--- start of EXERCISE INPUT ---

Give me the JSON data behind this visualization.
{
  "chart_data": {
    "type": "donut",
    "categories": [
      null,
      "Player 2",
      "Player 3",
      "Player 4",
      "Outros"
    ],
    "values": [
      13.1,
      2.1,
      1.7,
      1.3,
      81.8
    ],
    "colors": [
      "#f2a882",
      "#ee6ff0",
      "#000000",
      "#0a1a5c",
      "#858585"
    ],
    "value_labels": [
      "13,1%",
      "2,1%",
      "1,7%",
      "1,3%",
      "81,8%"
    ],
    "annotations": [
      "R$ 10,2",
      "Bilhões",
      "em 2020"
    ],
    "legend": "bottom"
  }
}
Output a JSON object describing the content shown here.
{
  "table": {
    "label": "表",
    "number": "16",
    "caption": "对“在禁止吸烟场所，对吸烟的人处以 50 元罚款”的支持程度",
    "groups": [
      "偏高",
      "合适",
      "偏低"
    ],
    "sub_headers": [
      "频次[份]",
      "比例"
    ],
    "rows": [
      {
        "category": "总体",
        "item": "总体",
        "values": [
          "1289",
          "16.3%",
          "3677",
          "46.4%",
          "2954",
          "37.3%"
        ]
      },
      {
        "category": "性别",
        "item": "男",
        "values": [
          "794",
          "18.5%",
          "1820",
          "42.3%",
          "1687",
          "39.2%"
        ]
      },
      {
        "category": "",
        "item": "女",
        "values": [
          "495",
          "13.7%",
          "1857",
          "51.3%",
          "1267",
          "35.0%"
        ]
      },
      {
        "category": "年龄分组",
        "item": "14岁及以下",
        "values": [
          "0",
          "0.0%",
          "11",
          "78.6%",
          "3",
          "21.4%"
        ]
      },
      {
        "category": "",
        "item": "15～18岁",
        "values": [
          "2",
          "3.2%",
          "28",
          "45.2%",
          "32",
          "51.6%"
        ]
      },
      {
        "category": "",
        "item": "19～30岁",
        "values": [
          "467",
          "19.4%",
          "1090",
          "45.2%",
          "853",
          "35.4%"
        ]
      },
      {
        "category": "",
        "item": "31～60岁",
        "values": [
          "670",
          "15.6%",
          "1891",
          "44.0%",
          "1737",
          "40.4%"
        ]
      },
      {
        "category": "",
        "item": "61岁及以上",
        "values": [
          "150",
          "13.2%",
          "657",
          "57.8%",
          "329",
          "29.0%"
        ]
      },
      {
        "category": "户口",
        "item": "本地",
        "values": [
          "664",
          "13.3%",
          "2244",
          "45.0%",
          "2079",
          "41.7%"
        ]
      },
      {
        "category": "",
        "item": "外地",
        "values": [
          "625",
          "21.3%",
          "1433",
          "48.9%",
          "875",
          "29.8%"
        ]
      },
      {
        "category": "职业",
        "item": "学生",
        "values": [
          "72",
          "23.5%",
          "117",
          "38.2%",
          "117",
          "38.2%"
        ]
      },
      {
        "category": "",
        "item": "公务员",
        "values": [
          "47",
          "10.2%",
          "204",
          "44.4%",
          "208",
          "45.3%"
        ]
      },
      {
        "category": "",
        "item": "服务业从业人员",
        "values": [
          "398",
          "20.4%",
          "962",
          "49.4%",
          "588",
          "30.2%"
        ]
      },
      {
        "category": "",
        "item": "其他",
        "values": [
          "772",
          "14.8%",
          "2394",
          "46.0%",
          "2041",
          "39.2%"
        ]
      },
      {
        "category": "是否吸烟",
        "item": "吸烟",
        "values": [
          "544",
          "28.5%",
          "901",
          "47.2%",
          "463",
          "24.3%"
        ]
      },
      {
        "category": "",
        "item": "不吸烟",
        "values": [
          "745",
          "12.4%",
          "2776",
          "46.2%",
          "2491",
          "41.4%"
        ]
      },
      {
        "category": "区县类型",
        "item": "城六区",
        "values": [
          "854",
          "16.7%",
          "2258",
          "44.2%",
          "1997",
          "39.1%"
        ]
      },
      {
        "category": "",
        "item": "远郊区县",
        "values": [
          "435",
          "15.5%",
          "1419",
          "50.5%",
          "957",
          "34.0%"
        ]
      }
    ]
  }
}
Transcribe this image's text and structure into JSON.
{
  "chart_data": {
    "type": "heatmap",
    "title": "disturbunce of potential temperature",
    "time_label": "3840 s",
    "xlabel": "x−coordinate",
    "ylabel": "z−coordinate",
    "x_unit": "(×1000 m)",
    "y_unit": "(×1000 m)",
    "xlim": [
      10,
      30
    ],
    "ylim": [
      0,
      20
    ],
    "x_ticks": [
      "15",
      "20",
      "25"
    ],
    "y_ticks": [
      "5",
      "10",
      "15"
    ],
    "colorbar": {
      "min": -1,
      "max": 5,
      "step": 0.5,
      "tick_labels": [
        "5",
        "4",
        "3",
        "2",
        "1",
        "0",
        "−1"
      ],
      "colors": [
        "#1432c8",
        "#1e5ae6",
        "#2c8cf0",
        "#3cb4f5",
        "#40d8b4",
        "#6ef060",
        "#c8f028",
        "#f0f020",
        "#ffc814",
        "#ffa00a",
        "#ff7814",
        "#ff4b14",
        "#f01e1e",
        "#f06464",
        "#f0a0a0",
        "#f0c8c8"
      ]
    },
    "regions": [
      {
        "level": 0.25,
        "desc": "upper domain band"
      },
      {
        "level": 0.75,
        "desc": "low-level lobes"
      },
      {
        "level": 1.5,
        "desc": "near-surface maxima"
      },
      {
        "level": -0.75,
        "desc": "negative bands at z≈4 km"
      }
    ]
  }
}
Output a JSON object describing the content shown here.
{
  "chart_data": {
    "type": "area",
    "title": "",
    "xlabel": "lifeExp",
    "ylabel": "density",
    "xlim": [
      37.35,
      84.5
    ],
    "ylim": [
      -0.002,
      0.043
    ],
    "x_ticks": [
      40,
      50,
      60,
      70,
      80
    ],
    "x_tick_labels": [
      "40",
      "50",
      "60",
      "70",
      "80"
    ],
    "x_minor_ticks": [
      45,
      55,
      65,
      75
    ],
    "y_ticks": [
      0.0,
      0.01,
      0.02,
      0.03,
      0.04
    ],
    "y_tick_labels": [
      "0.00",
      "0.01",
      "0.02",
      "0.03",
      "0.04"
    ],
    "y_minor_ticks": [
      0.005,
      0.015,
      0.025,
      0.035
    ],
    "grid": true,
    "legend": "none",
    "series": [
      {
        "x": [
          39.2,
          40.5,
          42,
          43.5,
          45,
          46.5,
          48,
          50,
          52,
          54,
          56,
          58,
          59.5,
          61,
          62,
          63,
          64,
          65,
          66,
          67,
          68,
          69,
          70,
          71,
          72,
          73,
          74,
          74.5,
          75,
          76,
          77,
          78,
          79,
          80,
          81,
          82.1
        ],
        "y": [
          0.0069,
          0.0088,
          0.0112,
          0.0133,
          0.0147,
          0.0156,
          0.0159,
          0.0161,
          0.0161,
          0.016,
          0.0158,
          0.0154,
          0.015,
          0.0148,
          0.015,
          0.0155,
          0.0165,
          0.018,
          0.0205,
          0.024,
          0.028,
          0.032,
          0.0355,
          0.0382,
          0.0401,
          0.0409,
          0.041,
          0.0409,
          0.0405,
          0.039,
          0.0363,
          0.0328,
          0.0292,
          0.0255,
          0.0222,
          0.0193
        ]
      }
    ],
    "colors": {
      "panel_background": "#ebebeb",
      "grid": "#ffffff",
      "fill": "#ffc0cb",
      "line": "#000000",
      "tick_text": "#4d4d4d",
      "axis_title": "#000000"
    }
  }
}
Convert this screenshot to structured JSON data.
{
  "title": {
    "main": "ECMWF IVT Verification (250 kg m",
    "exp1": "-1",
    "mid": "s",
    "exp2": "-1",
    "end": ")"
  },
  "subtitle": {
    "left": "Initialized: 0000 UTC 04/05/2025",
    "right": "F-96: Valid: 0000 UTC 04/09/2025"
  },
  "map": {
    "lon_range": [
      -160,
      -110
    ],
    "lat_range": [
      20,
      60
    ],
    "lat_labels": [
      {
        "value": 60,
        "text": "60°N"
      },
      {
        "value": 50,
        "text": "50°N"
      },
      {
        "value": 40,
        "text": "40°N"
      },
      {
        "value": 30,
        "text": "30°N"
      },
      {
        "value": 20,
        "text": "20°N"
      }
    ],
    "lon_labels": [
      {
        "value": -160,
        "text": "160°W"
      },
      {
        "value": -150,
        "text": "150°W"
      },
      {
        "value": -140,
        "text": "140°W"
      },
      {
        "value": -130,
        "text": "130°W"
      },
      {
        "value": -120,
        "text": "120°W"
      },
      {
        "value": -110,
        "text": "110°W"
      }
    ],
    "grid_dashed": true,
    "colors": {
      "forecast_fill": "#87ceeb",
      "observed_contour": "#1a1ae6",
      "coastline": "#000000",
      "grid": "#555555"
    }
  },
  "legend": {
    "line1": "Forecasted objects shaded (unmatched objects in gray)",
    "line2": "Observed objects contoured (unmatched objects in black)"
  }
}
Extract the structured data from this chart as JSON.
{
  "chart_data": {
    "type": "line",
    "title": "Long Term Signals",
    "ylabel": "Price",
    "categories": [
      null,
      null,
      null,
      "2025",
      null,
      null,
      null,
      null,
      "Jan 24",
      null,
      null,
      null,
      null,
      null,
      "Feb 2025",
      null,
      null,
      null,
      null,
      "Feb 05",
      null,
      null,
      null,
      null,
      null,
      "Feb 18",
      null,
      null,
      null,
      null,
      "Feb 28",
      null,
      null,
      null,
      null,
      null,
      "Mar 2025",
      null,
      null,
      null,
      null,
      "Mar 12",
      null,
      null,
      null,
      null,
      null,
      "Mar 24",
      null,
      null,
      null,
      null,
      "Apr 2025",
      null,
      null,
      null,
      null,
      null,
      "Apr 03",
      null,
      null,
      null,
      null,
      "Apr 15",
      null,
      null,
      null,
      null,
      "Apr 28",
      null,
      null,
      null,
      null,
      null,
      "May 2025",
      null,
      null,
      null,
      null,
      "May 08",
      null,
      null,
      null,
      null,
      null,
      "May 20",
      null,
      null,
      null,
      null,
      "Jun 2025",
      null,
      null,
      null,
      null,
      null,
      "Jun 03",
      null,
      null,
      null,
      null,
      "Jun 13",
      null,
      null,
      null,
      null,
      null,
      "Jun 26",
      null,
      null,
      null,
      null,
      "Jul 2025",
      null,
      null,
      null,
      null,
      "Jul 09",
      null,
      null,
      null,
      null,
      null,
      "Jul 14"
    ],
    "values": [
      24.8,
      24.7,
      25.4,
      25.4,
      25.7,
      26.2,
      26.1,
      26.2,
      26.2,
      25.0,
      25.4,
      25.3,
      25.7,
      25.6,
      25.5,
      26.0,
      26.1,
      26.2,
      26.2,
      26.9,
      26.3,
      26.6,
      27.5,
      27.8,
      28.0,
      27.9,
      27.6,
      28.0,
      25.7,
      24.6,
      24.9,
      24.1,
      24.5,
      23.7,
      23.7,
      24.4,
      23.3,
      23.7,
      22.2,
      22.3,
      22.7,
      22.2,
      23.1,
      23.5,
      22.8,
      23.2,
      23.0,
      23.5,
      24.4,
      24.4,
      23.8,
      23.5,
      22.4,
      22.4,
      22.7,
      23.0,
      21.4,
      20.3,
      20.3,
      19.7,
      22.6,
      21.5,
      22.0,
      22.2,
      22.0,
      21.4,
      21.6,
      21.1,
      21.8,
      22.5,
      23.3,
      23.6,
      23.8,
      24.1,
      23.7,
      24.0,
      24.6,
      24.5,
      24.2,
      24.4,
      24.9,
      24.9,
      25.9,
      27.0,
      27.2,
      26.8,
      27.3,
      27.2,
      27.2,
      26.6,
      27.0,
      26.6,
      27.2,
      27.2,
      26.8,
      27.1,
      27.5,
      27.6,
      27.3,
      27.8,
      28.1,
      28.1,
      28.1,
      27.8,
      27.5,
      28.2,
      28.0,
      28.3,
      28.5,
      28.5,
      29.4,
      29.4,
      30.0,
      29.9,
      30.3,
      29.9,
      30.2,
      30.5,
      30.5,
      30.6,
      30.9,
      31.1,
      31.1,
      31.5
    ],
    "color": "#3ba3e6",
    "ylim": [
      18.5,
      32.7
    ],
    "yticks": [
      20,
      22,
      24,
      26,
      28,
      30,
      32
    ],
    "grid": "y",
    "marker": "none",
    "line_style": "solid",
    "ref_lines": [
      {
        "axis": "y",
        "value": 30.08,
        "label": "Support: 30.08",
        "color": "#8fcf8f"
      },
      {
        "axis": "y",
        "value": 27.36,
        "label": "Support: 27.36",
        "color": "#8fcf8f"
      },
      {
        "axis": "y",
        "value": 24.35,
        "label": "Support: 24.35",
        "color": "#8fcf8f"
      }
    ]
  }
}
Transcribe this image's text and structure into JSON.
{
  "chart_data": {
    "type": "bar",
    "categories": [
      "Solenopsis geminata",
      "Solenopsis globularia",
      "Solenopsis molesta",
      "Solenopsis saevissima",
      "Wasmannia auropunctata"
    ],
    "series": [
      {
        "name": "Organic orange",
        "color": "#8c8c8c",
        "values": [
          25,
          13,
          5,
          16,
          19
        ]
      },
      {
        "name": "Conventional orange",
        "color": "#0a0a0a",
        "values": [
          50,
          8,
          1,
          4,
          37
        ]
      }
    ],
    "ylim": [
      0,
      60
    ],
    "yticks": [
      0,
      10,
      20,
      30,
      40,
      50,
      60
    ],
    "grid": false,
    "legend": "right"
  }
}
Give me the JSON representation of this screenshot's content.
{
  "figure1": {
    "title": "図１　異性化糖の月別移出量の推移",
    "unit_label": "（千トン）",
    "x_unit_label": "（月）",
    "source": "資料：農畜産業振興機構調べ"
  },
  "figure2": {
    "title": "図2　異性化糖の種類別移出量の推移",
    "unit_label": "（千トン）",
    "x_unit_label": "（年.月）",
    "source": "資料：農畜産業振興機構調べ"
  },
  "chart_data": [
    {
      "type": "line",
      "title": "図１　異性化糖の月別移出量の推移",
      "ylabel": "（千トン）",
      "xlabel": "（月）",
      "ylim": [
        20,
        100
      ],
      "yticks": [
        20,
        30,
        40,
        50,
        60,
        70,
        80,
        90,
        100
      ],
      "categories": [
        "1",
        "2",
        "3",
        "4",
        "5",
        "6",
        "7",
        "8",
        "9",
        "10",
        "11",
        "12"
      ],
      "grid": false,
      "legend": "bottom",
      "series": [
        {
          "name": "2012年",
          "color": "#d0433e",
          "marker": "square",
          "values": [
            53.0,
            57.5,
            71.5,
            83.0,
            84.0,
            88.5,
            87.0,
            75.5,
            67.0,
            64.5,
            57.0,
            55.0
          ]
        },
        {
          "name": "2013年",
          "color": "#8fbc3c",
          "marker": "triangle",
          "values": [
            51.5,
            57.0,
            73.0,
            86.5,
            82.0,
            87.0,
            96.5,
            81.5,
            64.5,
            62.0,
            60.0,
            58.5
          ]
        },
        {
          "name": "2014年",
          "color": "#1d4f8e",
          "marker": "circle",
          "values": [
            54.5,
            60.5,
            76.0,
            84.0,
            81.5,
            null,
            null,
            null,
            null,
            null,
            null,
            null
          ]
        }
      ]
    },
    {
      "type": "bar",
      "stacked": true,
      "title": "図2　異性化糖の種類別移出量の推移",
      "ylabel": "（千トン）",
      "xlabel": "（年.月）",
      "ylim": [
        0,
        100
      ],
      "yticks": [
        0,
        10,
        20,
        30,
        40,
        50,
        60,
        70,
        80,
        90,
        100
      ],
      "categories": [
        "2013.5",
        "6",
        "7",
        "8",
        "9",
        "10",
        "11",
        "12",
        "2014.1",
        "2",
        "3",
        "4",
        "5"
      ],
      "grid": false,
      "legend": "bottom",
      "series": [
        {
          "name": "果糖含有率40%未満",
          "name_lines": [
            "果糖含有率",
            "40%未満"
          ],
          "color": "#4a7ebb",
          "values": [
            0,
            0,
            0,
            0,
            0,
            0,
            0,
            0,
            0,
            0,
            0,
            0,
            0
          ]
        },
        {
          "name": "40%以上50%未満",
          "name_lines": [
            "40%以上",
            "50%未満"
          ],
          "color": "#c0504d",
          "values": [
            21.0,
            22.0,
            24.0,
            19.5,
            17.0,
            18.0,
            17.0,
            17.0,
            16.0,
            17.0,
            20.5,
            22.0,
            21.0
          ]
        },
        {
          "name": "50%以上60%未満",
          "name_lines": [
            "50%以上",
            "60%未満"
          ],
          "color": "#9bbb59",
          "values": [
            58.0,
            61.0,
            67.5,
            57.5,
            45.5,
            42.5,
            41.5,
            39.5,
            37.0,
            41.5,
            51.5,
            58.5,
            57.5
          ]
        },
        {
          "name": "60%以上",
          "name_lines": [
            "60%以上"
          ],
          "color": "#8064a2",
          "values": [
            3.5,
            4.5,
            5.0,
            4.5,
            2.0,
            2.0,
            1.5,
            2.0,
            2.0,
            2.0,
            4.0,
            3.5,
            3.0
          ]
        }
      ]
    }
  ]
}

--- end of EXERCISE INPUT ---

_AIM OF THE EXERCISE:_
Identify all lines where the word "Give" shows up. Copy them.

_OUTPUT OF THE EXERCISE:_
Give me the JSON data behind this visualization.
Give me the JSON representation of this screenshot's content.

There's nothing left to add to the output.